§ Data entries

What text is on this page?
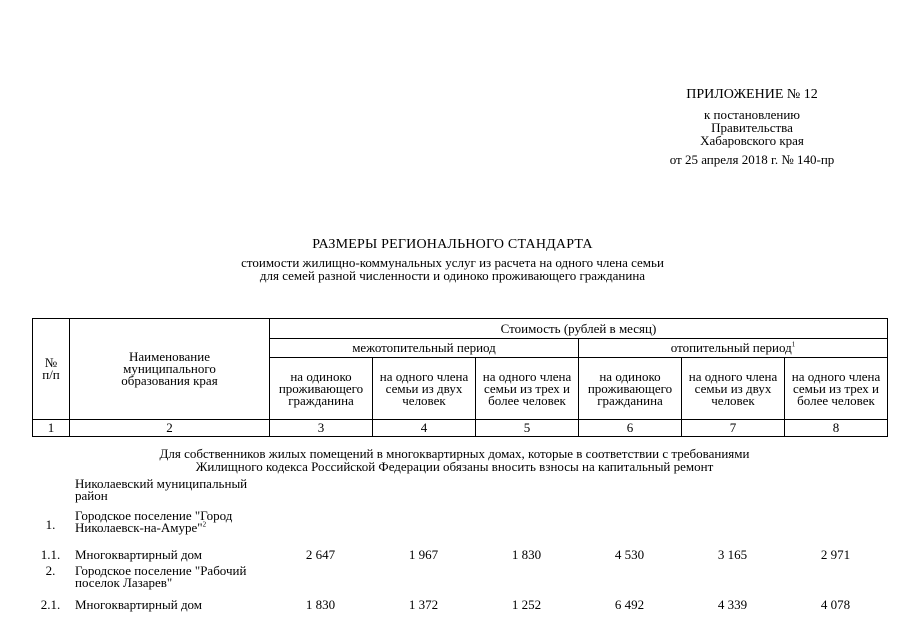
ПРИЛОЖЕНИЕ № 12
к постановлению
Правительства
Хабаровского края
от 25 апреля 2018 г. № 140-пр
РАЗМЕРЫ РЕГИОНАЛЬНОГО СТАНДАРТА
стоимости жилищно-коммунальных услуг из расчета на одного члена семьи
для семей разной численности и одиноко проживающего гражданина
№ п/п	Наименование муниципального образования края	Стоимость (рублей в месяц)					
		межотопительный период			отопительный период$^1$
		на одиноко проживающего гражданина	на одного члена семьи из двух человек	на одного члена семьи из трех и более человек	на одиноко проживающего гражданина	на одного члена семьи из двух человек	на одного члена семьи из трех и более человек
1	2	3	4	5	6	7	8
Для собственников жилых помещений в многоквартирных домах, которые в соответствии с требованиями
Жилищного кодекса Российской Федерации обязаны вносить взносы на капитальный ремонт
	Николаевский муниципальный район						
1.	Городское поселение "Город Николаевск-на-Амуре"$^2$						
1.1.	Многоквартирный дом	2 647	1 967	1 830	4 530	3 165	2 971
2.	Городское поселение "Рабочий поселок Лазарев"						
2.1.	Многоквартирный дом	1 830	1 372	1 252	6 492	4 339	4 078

§ Task goal
Copy each line containing the word "одного" from the data.

§ Answer to this task
стоимости жилищно-коммунальных услуг из расчета на одного члена семьи
		на одиноко проживающего гражданина	на одного члена семьи из двух человек	на одного члена семьи из трех и более человек	на одиноко проживающего гражданина	на одного члена семьи из двух человек	на одного члена семьи из трех и более человек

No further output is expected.